WHAT IS ASKED - Rename every "Epoch" in the lines below to "Training Round", and give the lines again with nothing else changed. Leave the picture out of your answer.
◇ ◇ ◇ ◇
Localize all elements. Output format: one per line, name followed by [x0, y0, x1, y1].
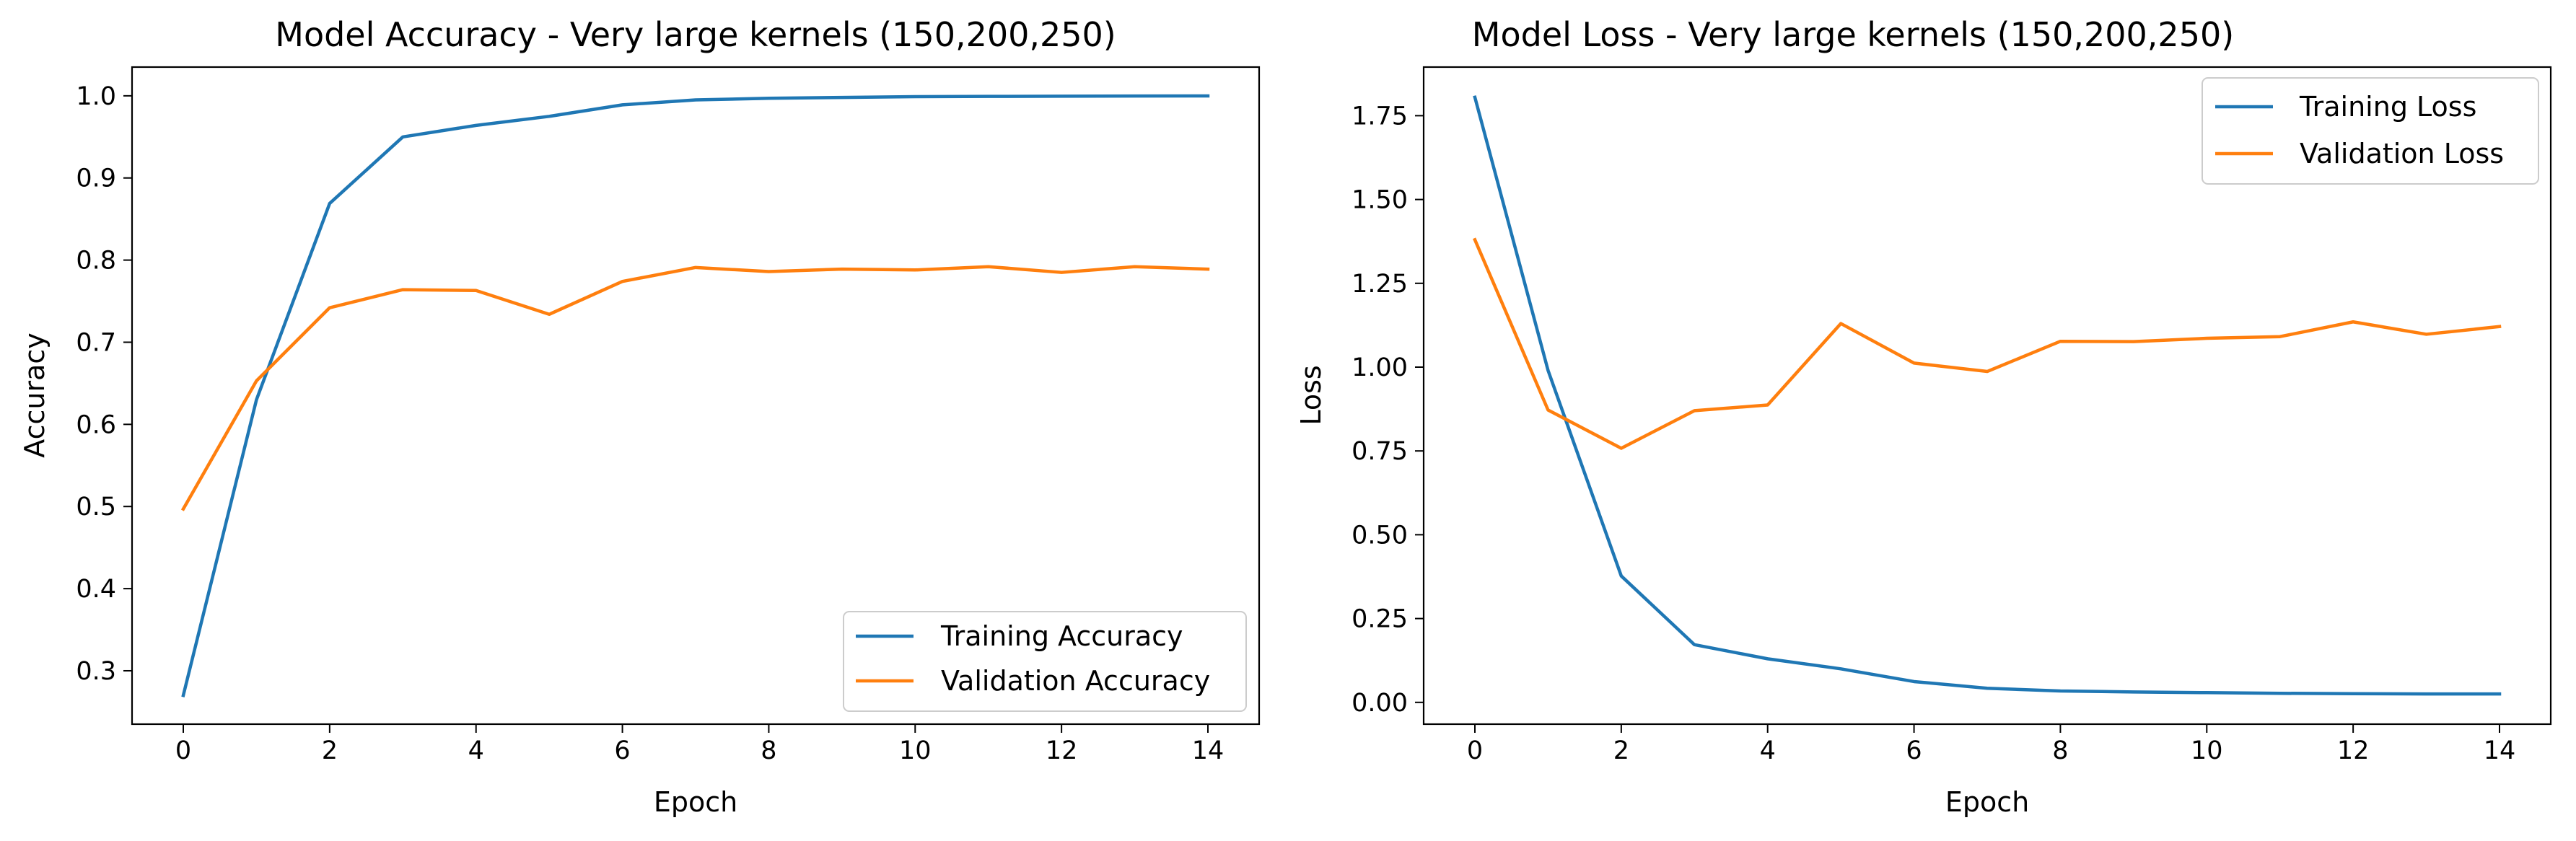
- accuracy-y-tick-label: 0.7: [76, 328, 116, 357]
- loss-x-axis-label: Epoch: [1945, 786, 2029, 818]
- accuracy-y-tick-label: 0.5: [76, 493, 116, 521]
- loss-x-tick-label: 10: [2191, 736, 2223, 765]
- accuracy-panel: Model Accuracy - Very large kernels (150…: [19, 15, 1261, 818]
- loss-y-tick-label: 1.75: [1351, 102, 1408, 131]
- loss-legend-label-validation: Validation Loss: [2300, 138, 2504, 169]
- loss-chart-title: Model Loss - Very large kernels (150,200…: [1472, 15, 2234, 54]
- accuracy-x-tick-label: 2: [322, 736, 338, 765]
- accuracy-x-ticks: 0 2 4 6 8 10 12 14: [175, 724, 1224, 765]
- loss-y-tick-label: 0.25: [1351, 605, 1408, 634]
- loss-y-tick-label: 1.00: [1351, 353, 1408, 382]
- accuracy-series-line-training-accuracy: [181, 94, 1210, 697]
- loss-legend-label-training: Training Loss: [2299, 91, 2476, 123]
- accuracy-series-lines: [180, 94, 1210, 697]
- loss-series-line-validation-loss: [1473, 237, 2502, 450]
- loss-series-line-training-loss: [1473, 95, 2502, 696]
- loss-y-tick-label: 1.25: [1351, 270, 1408, 299]
- accuracy-x-tick-label: 14: [1192, 736, 1225, 765]
- accuracy-y-axis-label: Accuracy: [19, 333, 51, 458]
- accuracy-x-tick-label: 0: [175, 736, 191, 765]
- accuracy-legend-label-training: Training Accuracy: [940, 620, 1183, 652]
- loss-plot-frame: [1422, 66, 2552, 726]
- loss-x-tick-label: 4: [1760, 736, 1776, 765]
- accuracy-y-ticks: 0.3 0.4 0.5 0.6 0.7 0.8 0.9 1.0: [76, 82, 132, 686]
- loss-legend-box: [2202, 77, 2539, 185]
- loss-panel: Model Loss - Very large kernels (150,200…: [1295, 15, 2552, 818]
- loss-y-axis-label: Loss: [1295, 365, 1327, 425]
- loss-x-tick-label: 14: [2484, 736, 2516, 765]
- loss-x-ticks: 0 2 4 6 8 10 12 14: [1467, 724, 2515, 765]
- accuracy-chart-title: Model Accuracy - Very large kernels (150…: [275, 15, 1116, 54]
- accuracy-x-tick-label: 6: [614, 736, 630, 765]
- loss-y-tick-label: 0.75: [1351, 437, 1408, 466]
- loss-y-ticks: 0.00 0.25 0.50 0.75 1.00 1.25 1.50 1.75: [1351, 102, 1424, 718]
- accuracy-x-axis-label: Epoch: [654, 786, 737, 818]
- accuracy-x-tick-label: 8: [761, 736, 776, 765]
- accuracy-y-tick-label: 0.8: [76, 247, 116, 276]
- loss-y-tick-label: 0.00: [1351, 689, 1408, 718]
- loss-y-tick-label: 0.50: [1351, 521, 1408, 550]
- accuracy-legend-box: [843, 611, 1247, 712]
- accuracy-x-tick-label: 4: [468, 736, 484, 765]
- accuracy-y-tick-label: 0.6: [76, 410, 116, 439]
- loss-y-tick-label: 1.50: [1351, 186, 1408, 215]
- accuracy-series-line-validation-accuracy: [180, 265, 1210, 511]
- accuracy-legend-label-validation: Validation Accuracy: [941, 665, 1210, 697]
- accuracy-y-tick-label: 0.3: [76, 657, 116, 686]
- loss-x-tick-label: 0: [1467, 736, 1483, 765]
- loss-x-tick-label: 6: [1906, 736, 1922, 765]
- accuracy-legend: Training Accuracy Validation Accuracy: [843, 611, 1247, 712]
- accuracy-y-tick-label: 1.0: [76, 82, 116, 111]
- accuracy-y-tick-label: 0.4: [76, 575, 116, 604]
- loss-legend: Training Loss Validation Loss: [2202, 77, 2539, 185]
- accuracy-x-tick-label: 12: [1046, 736, 1078, 765]
- loss-series-lines: [1473, 95, 2502, 696]
- accuracy-plot-frame: [131, 66, 1261, 726]
- accuracy-y-tick-label: 0.9: [76, 164, 116, 193]
- loss-x-tick-label: 8: [2052, 736, 2068, 765]
- accuracy-x-tick-label: 10: [899, 736, 932, 765]
- loss-x-tick-label: 2: [1613, 736, 1629, 765]
- loss-x-tick-label: 12: [2337, 736, 2370, 765]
◇ ◇ ◇ ◇
EXERCISE RESPONSE -
Localize all elements. Output format: one per line, name followed by [x0, y0, x1, y1].
- accuracy-y-tick-label: 0.7: [76, 328, 116, 357]
- loss-x-axis-label: Training Round: [1945, 786, 2029, 818]
- accuracy-y-tick-label: 0.5: [76, 493, 116, 521]
- loss-x-tick-label: 10: [2191, 736, 2223, 765]
- accuracy-panel: Model Accuracy - Very large kernels (150…: [19, 15, 1261, 818]
- loss-y-tick-label: 1.75: [1351, 102, 1408, 131]
- loss-legend-label-validation: Validation Loss: [2300, 138, 2504, 169]
- loss-chart-title: Model Loss - Very large kernels (150,200…: [1472, 15, 2234, 54]
- accuracy-x-tick-label: 2: [322, 736, 338, 765]
- accuracy-x-ticks: 0 2 4 6 8 10 12 14: [175, 724, 1224, 765]
- loss-y-tick-label: 0.25: [1351, 605, 1408, 634]
- loss-y-tick-label: 1.00: [1351, 353, 1408, 382]
- accuracy-series-line-training-accuracy: [181, 94, 1210, 697]
- loss-legend-label-training: Training Loss: [2299, 91, 2476, 123]
- accuracy-series-lines: [180, 94, 1210, 697]
- loss-series-line-validation-loss: [1473, 237, 2502, 450]
- loss-series-line-training-loss: [1473, 95, 2502, 696]
- loss-y-tick-label: 1.25: [1351, 270, 1408, 299]
- accuracy-x-tick-label: 14: [1192, 736, 1225, 765]
- accuracy-y-axis-label: Accuracy: [19, 333, 51, 458]
- accuracy-x-tick-label: 0: [175, 736, 191, 765]
- accuracy-legend-label-training: Training Accuracy: [940, 620, 1183, 652]
- loss-plot-frame: [1422, 66, 2552, 726]
- loss-x-tick-label: 4: [1760, 736, 1776, 765]
- accuracy-y-ticks: 0.3 0.4 0.5 0.6 0.7 0.8 0.9 1.0: [76, 82, 132, 686]
- loss-legend-box: [2202, 77, 2539, 185]
- loss-panel: Model Loss - Very large kernels (150,200…: [1295, 15, 2552, 818]
- loss-y-axis-label: Loss: [1295, 365, 1327, 425]
- loss-x-tick-label: 14: [2484, 736, 2516, 765]
- loss-x-ticks: 0 2 4 6 8 10 12 14: [1467, 724, 2515, 765]
- accuracy-chart-title: Model Accuracy - Very large kernels (150…: [275, 15, 1116, 54]
- accuracy-x-tick-label: 6: [614, 736, 630, 765]
- loss-y-tick-label: 0.75: [1351, 437, 1408, 466]
- loss-y-ticks: 0.00 0.25 0.50 0.75 1.00 1.25 1.50 1.75: [1351, 102, 1424, 718]
- accuracy-x-axis-label: Training Round: [654, 786, 737, 818]
- accuracy-x-tick-label: 8: [761, 736, 776, 765]
- accuracy-y-tick-label: 0.8: [76, 247, 116, 276]
- loss-y-tick-label: 0.00: [1351, 689, 1408, 718]
- loss-y-tick-label: 0.50: [1351, 521, 1408, 550]
- accuracy-legend-box: [843, 611, 1247, 712]
- accuracy-x-tick-label: 4: [468, 736, 484, 765]
- accuracy-y-tick-label: 0.6: [76, 410, 116, 439]
- loss-y-tick-label: 1.50: [1351, 186, 1408, 215]
- accuracy-series-line-validation-accuracy: [180, 265, 1210, 511]
- accuracy-legend-label-validation: Validation Accuracy: [941, 665, 1210, 697]
- accuracy-y-tick-label: 0.3: [76, 657, 116, 686]
- loss-x-tick-label: 0: [1467, 736, 1483, 765]
- loss-x-tick-label: 6: [1906, 736, 1922, 765]
- accuracy-legend: Training Accuracy Validation Accuracy: [843, 611, 1247, 712]
- accuracy-y-tick-label: 1.0: [76, 82, 116, 111]
- accuracy-y-tick-label: 0.4: [76, 575, 116, 604]
- loss-legend: Training Loss Validation Loss: [2202, 77, 2539, 185]
- accuracy-x-tick-label: 12: [1046, 736, 1078, 765]
- loss-series-lines: [1473, 95, 2502, 696]
- accuracy-plot-frame: [131, 66, 1261, 726]
- accuracy-y-tick-label: 0.9: [76, 164, 116, 193]
- loss-x-tick-label: 8: [2052, 736, 2068, 765]
- accuracy-x-tick-label: 10: [899, 736, 932, 765]
- loss-x-tick-label: 2: [1613, 736, 1629, 765]
- loss-x-tick-label: 12: [2337, 736, 2370, 765]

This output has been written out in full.